- EXCERPT:
## Begin

Re: How to read Unicode(Big-Endian) text file(s) in Non-MFC

From:

"Giovanni Dicanio" <giovanni.dicanio@invalid.com>

Newsgroups:

microsoft.public.vc.language

Date:

Tue, 19 Feb 2008 00:12:19 +0100

Message-ID:

<ehNgwPocIHA.2688@TK2MSFTNGP06.phx.gbl>

"meme" <meme@myself.com> ha scritto nel messaggio
news:eALO1CmcIHA.4140@TK2MSFTNGP04.phx.gbl...

so I tried ......following.....but I think I missed or messed up something
and therefore all I see some junk characters when executed ..... :(

You can solve this problem in several ways, there's no one single way.

You might consider this code of mine (need more test, and can be optimized,
but seems to work).
I've put comments in code, so you can read them.

(I hope that Outlook Express does not scramble the pasted lines...)

You should pay attention to the code of the function ReadFileUtf16BE(), that
reads the content of a UTF-16 BE file, and stores it into a Unicode UTF-16
(LE) string (I used std::wstring, but you can use CStringW as well).

The function WriteFileUtf16BE() is used for test (to write a simple UTF-16BE
file).

In your main(), you can use them like this:

<code>

    // Write a test file...

## End

- RAW DATA:

## Begin

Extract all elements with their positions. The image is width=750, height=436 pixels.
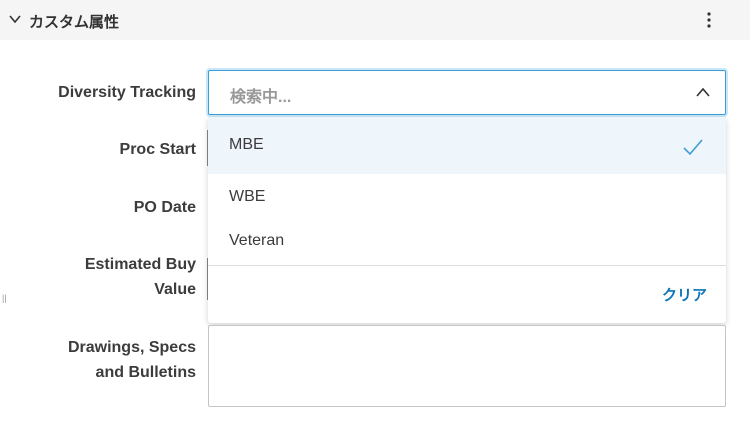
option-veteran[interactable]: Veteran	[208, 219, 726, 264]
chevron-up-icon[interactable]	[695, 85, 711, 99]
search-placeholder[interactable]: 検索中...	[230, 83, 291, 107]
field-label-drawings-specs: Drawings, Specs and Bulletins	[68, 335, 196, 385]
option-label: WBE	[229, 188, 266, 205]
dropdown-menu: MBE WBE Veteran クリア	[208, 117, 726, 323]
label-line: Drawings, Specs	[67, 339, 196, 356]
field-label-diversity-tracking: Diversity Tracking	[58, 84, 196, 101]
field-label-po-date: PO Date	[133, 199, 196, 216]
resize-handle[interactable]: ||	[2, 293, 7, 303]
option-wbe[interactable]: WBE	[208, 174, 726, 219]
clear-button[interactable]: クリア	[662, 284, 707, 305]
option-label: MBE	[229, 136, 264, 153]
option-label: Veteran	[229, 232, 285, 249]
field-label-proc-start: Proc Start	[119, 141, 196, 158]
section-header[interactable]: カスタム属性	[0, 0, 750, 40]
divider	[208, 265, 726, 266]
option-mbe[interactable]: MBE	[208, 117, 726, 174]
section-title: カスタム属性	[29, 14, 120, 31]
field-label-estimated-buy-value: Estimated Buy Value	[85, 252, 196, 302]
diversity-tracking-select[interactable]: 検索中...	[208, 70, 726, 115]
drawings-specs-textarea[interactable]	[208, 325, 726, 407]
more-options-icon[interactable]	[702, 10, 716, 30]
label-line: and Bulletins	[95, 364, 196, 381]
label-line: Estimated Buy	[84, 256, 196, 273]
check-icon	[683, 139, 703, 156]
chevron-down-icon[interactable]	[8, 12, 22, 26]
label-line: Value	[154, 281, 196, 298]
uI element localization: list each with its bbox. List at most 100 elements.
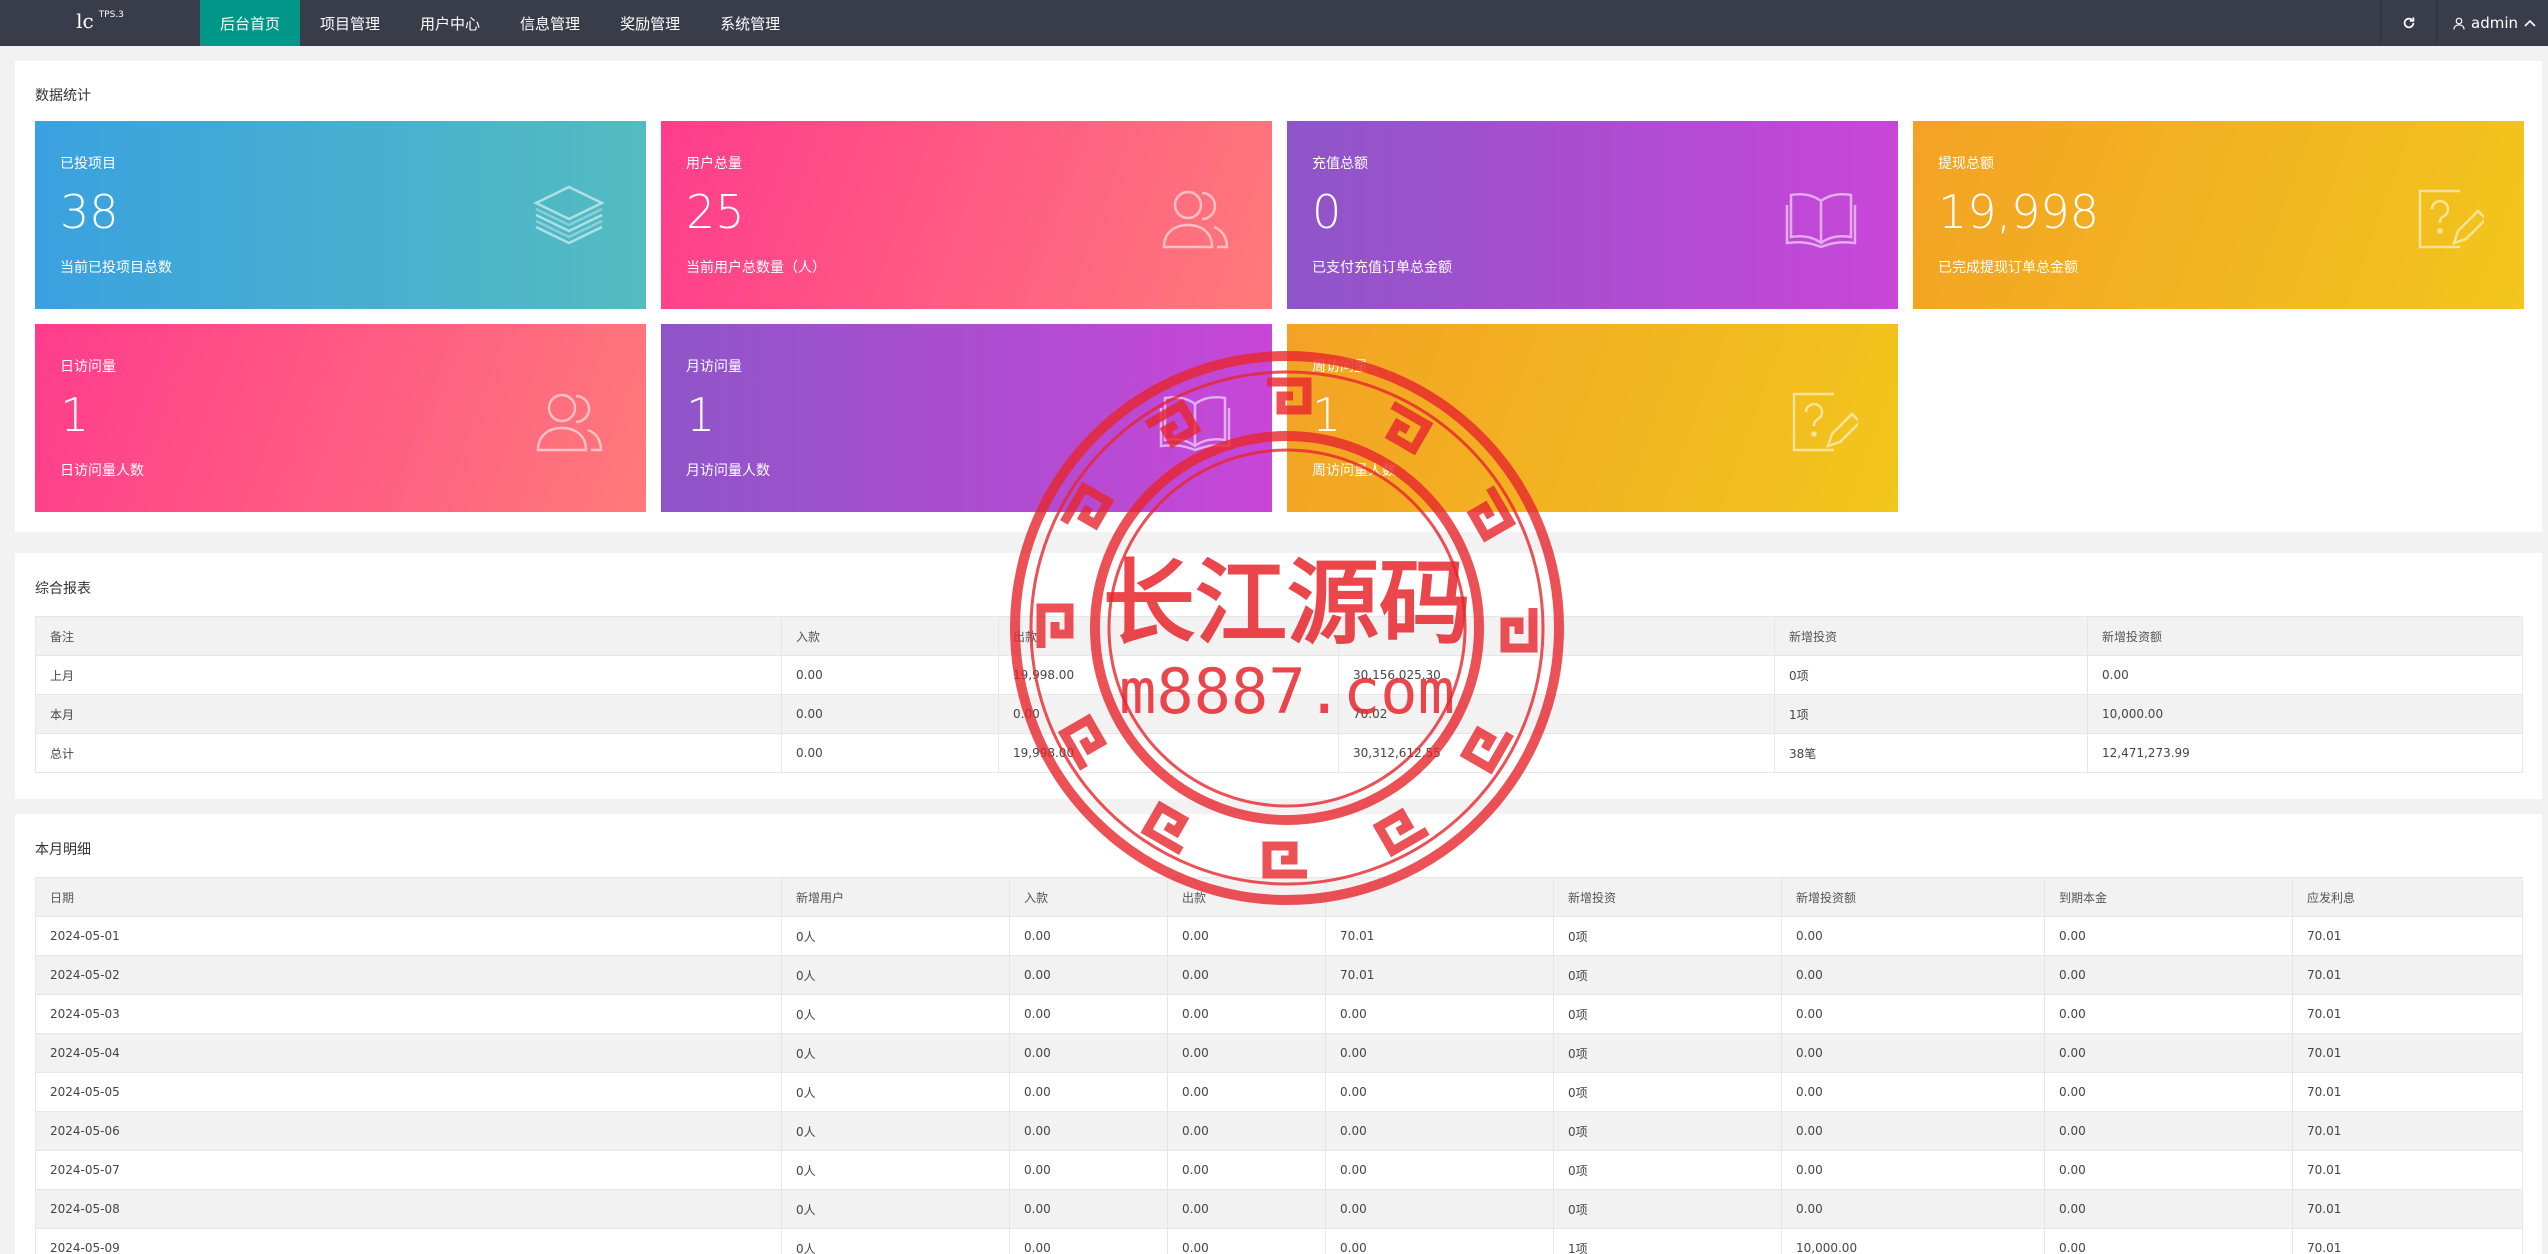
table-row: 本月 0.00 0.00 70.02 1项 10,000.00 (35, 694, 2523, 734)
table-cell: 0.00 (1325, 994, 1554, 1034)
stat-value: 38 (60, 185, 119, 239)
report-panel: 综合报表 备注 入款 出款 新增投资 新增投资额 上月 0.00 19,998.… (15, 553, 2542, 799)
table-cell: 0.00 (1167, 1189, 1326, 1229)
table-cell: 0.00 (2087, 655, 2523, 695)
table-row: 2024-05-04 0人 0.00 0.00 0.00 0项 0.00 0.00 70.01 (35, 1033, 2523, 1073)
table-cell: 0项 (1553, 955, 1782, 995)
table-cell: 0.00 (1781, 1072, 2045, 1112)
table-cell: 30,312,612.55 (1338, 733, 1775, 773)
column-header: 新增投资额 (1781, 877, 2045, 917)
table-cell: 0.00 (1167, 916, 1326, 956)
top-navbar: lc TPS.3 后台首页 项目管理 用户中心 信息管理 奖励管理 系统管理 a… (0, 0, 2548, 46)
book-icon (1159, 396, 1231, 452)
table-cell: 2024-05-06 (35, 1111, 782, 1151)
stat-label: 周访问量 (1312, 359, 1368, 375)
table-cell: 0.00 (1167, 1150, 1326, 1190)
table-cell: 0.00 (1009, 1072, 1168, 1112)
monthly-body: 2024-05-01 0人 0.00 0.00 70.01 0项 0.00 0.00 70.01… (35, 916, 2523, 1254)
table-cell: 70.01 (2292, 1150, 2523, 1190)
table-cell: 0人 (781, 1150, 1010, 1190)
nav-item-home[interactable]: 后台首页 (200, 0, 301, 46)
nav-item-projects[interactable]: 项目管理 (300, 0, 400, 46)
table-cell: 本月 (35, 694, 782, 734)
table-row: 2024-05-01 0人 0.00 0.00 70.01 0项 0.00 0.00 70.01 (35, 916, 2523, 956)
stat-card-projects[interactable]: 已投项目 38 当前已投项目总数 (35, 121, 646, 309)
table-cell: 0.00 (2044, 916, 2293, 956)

## End

- GIVEN PROBLEM 1: Retype everything in the UTF-16 forum post from "You might consider" down to "the pasted lines...)".
- GIVEN PROBLEM 2: In the UTF-16 forum post, which string class was used to store the text that ReadFileUtf16BE() reads?

- WRITTEN SOLUTION 1:
You might consider this code of mine (need more test, and can be optimized,
but seems to work).
I've put comments in code, so you can read them.

(I hope that Outlook Express does not scramble the pasted lines...)

- WRITTEN SOLUTION 2: std::wstring, though CStringW can be used as well.